## Consignes
1 > Répondez brièvement à ces questions sur l'article consacré à l'UGTT et à Kaïs Saïed :
(a) Quel article de la Constitution le président a-t-il invoqué pour congédier le chef du gouvernement ?
(b) Par quel moyen le Président veut-il dialoguer avec les jeunes rangés sous sa bannière ?
(c) Quel état l'UGTT finit-elle par dénoncer ?
2 > Poursuivez l'article consacré à l'UGTT et à Kaïs Saïed à partir de sa dernière phrase.

Scénario inattendu, qui paraissait peu probable, surtout au lendemain du 25 juillet 2021 : celui d’une mésentente peu cordiale UGTT- Kaïs Saïed. La centrale ouvrière s’était d’emblée rangée aux côtés du président de la République, quand il avait dégainé l’article 80 de la Constitution pour congédier le chef du gouvernement et geler l’activité du Parlement, tous deux sous l’oppressante domination d’Ennahdha. Attitude peu surprenante d’une institution à l’instinct patriotique et au sens du devoir chevillés au corps.
Le pays, menacé la veille du 25 juillet de cataclysme sanitaire et de naufrage économique et financier, a retrouvé des signes de vie et de nouvelles raisons d’espérer. Il semblait même tout près de la sortie d’une crise dont on ne voyait pas l’issue. Moment idéal pour remettre à l’honneur le projet de dialogue national prôné par l’UGTT. On sait, depuis, ce qu’il est advenu de ses appels incessants pour engager au plus vite ce dialogue.
Dont ne voulait pas le Président, qui ne fait pas mystère de son refus ostentatoire qui confine au mépris. Il a une tout autre conception du dialogue, en cohérence avec le projet politique qu’il veut incarner. Il veut dialoguer avec les siens, les jeunes enrôlés sous sa bannière, autant dire se parler à soi-même, via une plateforme digitale. Un artifice technologique pour faire diversion et rendre illisible la stratégie du Président.
Cette démarche unilatérale, qui n’ose pas dire son nom, met en émoi en même temps qu’elle fracture le paysage politique. Elle suscite, de surcroît, incompréhension, irritation, voire un sentiment de refus de la centrale ouvrière.
“Scénario inattendu, qui paraissait peu probable, surtout au lendemain du 25 juillet 2021 : celui d’une mésentente peu cordiale UGTT- Kaïs Saïed”
L’UGTT n’en peut plus, n’en veut plus, ne s’accommode plus des tergiversations, des discours martiaux et des propos enflammés du chef de l’État, au seul effet de jeter de l’huile sur le feu et d’enfoncer le pays dans la crise. Elle finit, en désespoir de cause, par dénoncer cet état de ni guerre ni paix qu’entretient le Président. Qui ne cache plus, au fil de ses multiples déclarations, sa volonté et sa détermination de poser les jalons de son projet politique, si peu conventionnel et à forte connotation populiste : un projet de triste mémoire dans la région.
L’UGTT sort aujourd’hui de son mutisme, rompt en quelque sorte le pacte de gentlemen’s agreement avec le chef de l’État, après avoir multiplié en vain les signaux de concorde et les gestes d’apaisement à l’endroit de Kaïs Saïed, qui s’en éloigne à mesure que la centrale syndicale cherche à s’en approcher.
Le président de la République, fort de son pouvoir absolu, se mure dans son refus de s’ouvrir à l’appel et aux sollicitations des corps constitués, de quelque importance qu’ils soient, tout autant que des formations politiques, même celles qui se déclaraient ses fervents supporters.
Sa République rêvée n’est pas forcément celle à laquelle on pense. Son nouveau paradigme, le système politicosocial et sociétal qu’il veut mettre en place, expurgé de toute forme de force d’opposition, évoque, hélas, un triste et funeste souvenir.

## Lignes de données

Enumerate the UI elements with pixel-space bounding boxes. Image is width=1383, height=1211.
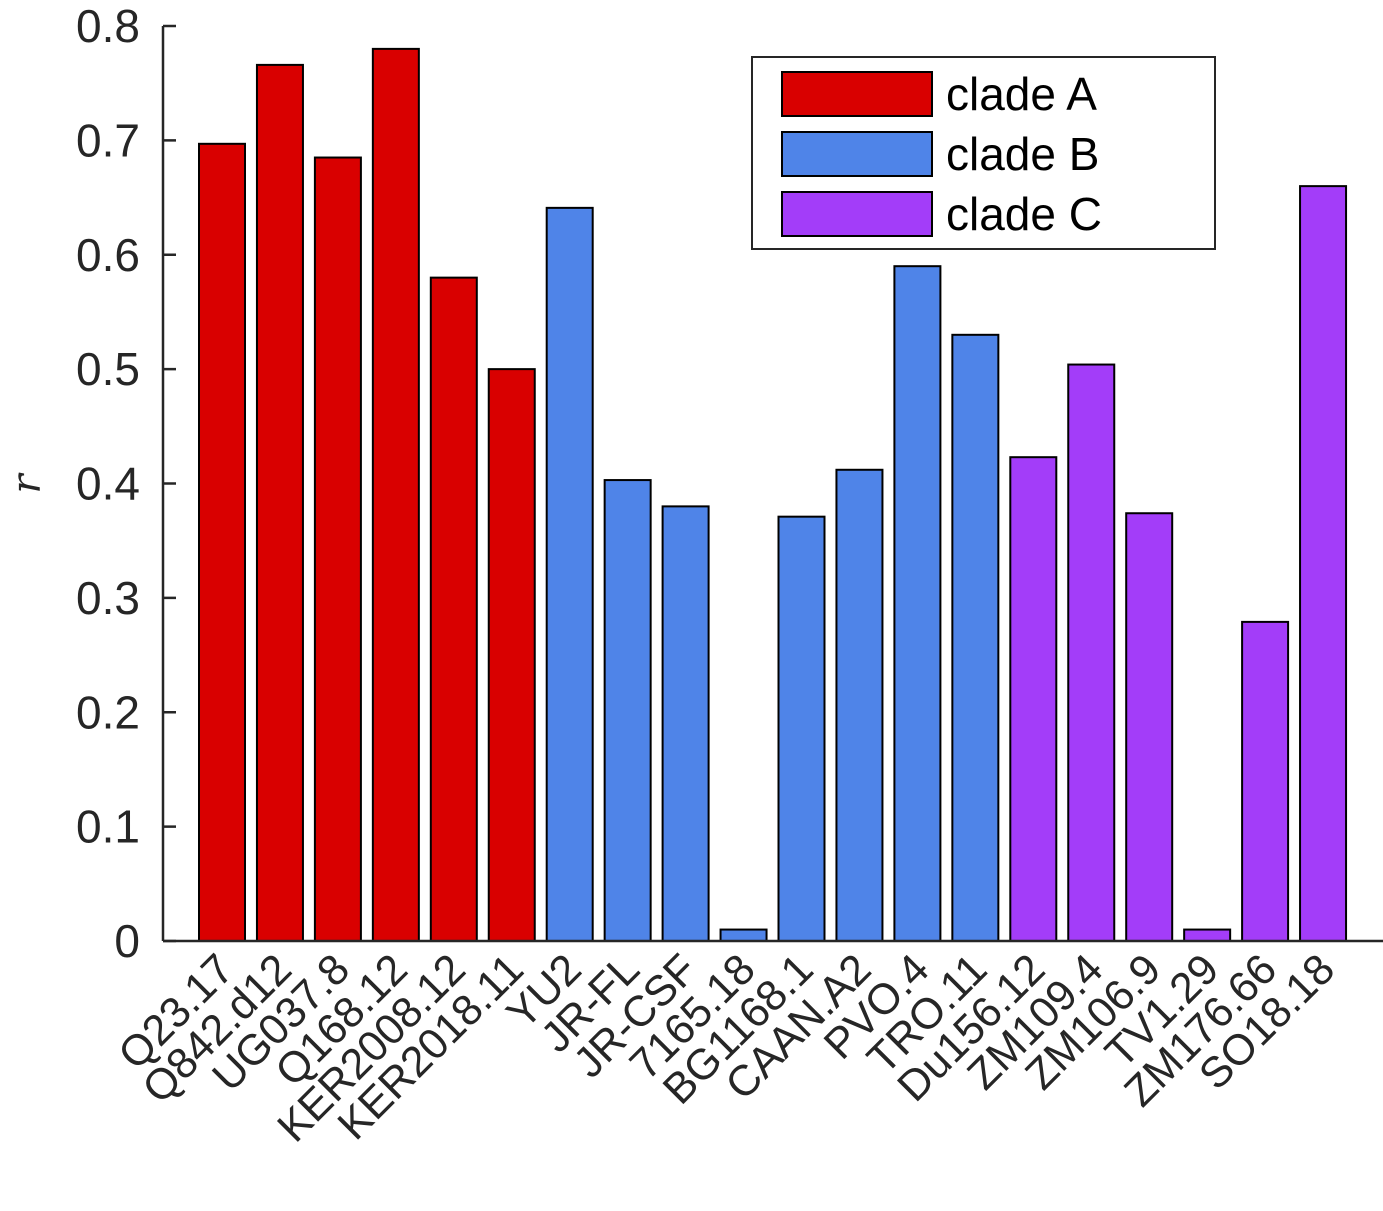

## Réponses
1 >
(a) L'article 80.
(b) Par une plateforme digitale.
(c) L'état de ni guerre ni paix qu'entretient le Président.

2 >
Que Kaïs Saïed veuille se placer au-dessus des partis, cela peut se comprendre s’il leur reconnaît le rôle qui doit être le leur dans toute démocratie, même si, jusque-là, ils se sont montrés particulièrement décevants.
Il ne doit pas, en revanche, chercher, à coups d’insinuations et de provocations, à faire taire, marginaliser et discréditer les partenaires sociaux et l’ensemble des corps constitués. S’il s’y emploie, il prend le chemin de l’échec.
“L’UGTT sort aujourd’hui de son mutisme, rompt en quelque sorte le pacte de gentlemen’s agreement avec le chef de l’État…”
L’UGTT, l’UTICA, l’UTAP, pour ne citer que celles-là, sont les principales roues du char de l’État. Vouloir les réduire au silence, ne pas se mettre à leur écoute, revient à se condamner à l’immobilisme, avec son triste cortège de déclin économique et d’explosion sociale.
Cette démarche, peu recommandable, le fragilise au plus haut point et expose le pays à tous les dangers.
Le Président a tout à perdre à vouloir les contourner, à les étouffer dans le vacarme assourdissant d’une prétendue démocratie directe, dans un pays en proie au chaos et à l’anarchie.
Les partis politiques, les groupements professionnels et les associations en tout genre sont des contre-pouvoirs, des forces de rappel et de régulation de la vie politique et du vivre-ensemble. Ils sont les bras séculiers de la démocratie et son principal bouclier.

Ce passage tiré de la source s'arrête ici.